**TASK DIRECTIONS**
Output the data below in full, byte for byte. Nothing may differ.

[START DATA SECTION]

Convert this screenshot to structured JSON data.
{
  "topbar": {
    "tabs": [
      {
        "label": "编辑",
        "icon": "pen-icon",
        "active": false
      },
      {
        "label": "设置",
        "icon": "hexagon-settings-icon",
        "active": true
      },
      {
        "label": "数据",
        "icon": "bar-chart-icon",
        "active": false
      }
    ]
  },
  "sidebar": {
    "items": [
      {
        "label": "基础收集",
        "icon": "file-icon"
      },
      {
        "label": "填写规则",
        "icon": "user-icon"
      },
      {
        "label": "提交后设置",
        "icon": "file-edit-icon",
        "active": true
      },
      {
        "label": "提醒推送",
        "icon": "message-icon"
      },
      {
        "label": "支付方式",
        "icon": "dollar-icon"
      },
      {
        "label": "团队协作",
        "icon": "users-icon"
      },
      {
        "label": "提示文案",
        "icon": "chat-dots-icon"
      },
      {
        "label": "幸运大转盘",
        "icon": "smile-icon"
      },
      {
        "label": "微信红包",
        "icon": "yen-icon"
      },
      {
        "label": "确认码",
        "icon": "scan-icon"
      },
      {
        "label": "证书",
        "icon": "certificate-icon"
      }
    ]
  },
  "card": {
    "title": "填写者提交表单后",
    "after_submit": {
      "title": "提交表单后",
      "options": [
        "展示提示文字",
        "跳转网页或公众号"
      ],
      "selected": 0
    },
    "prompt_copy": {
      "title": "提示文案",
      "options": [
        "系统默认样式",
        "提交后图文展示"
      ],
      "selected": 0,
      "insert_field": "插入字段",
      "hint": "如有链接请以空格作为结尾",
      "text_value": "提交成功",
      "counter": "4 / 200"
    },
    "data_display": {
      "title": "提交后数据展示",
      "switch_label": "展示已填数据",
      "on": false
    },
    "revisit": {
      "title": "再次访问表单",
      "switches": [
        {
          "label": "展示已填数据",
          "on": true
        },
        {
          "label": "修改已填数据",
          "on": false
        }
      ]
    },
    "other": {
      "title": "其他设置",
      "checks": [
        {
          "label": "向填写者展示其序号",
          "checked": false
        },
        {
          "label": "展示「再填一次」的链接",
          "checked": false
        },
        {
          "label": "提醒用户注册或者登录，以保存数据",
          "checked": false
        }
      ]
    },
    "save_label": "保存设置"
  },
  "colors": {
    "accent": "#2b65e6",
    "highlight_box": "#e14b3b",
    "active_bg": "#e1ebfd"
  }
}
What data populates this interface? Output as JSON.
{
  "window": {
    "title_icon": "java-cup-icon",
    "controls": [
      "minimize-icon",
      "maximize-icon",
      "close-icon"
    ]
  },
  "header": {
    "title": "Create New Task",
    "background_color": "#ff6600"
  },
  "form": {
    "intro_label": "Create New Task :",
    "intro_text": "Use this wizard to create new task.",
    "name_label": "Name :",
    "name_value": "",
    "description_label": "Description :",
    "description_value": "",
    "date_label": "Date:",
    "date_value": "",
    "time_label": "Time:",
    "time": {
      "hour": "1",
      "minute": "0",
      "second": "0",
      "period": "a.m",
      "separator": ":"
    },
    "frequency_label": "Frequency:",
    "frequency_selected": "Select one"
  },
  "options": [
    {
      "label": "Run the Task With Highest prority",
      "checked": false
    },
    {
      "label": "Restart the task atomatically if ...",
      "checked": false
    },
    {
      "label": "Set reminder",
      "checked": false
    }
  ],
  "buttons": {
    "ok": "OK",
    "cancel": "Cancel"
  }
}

[END DATA SECTION]

**IN RESPONSE**
Convert this screenshot to structured JSON data.
{
  "topbar": {
    "tabs": [
      {
        "label": "编辑",
        "icon": "pen-icon",
        "active": false
      },
      {
        "label": "设置",
        "icon": "hexagon-settings-icon",
        "active": true
      },
      {
        "label": "数据",
        "icon": "bar-chart-icon",
        "active": false
      }
    ]
  },
  "sidebar": {
    "items": [
      {
        "label": "基础收集",
        "icon": "file-icon"
      },
      {
        "label": "填写规则",
        "icon": "user-icon"
      },
      {
        "label": "提交后设置",
        "icon": "file-edit-icon",
        "active": true
      },
      {
        "label": "提醒推送",
        "icon": "message-icon"
      },
      {
        "label": "支付方式",
        "icon": "dollar-icon"
      },
      {
        "label": "团队协作",
        "icon": "users-icon"
      },
      {
        "label": "提示文案",
        "icon": "chat-dots-icon"
      },
      {
        "label": "幸运大转盘",
        "icon": "smile-icon"
      },
      {
        "label": "微信红包",
        "icon": "yen-icon"
      },
      {
        "label": "确认码",
        "icon": "scan-icon"
      },
      {
        "label": "证书",
        "icon": "certificate-icon"
      }
    ]
  },
  "card": {
    "title": "填写者提交表单后",
    "after_submit": {
      "title": "提交表单后",
      "options": [
        "展示提示文字",
        "跳转网页或公众号"
      ],
      "selected": 0
    },
    "prompt_copy": {
      "title": "提示文案",
      "options": [
        "系统默认样式",
        "提交后图文展示"
      ],
      "selected": 0,
      "insert_field": "插入字段",
      "hint": "如有链接请以空格作为结尾",
      "text_value": "提交成功",
      "counter": "4 / 200"
    },
    "data_display": {
      "title": "提交后数据展示",
      "switch_label": "展示已填数据",
      "on": false
    },
    "revisit": {
      "title": "再次访问表单",
      "switches": [
        {
          "label": "展示已填数据",
          "on": true
        },
        {
          "label": "修改已填数据",
          "on": false
        }
      ]
    },
    "other": {
      "title": "其他设置",
      "checks": [
        {
          "label": "向填写者展示其序号",
          "checked": false
        },
        {
          "label": "展示「再填一次」的链接",
          "checked": false
        },
        {
          "label": "提醒用户注册或者登录，以保存数据",
          "checked": false
        }
      ]
    },
    "save_label": "保存设置"
  },
  "colors": {
    "accent": "#2b65e6",
    "highlight_box": "#e14b3b",
    "active_bg": "#e1ebfd"
  }
}
What data populates this interface? Output as JSON.
{
  "window": {
    "title_icon": "java-cup-icon",
    "controls": [
      "minimize-icon",
      "maximize-icon",
      "close-icon"
    ]
  },
  "header": {
    "title": "Create New Task",
    "background_color": "#ff6600"
  },
  "form": {
    "intro_label": "Create New Task :",
    "intro_text": "Use this wizard to create new task.",
    "name_label": "Name :",
    "name_value": "",
    "description_label": "Description :",
    "description_value": "",
    "date_label": "Date:",
    "date_value": "",
    "time_label": "Time:",
    "time": {
      "hour": "1",
      "minute": "0",
      "second": "0",
      "period": "a.m",
      "separator": ":"
    },
    "frequency_label": "Frequency:",
    "frequency_selected": "Select one"
  },
  "options": [
    {
      "label": "Run the Task With Highest prority",
      "checked": false
    },
    {
      "label": "Restart the task atomatically if ...",
      "checked": false
    },
    {
      "label": "Set reminder",
      "checked": false
    }
  ],
  "buttons": {
    "ok": "OK",
    "cancel": "Cancel"
  }
}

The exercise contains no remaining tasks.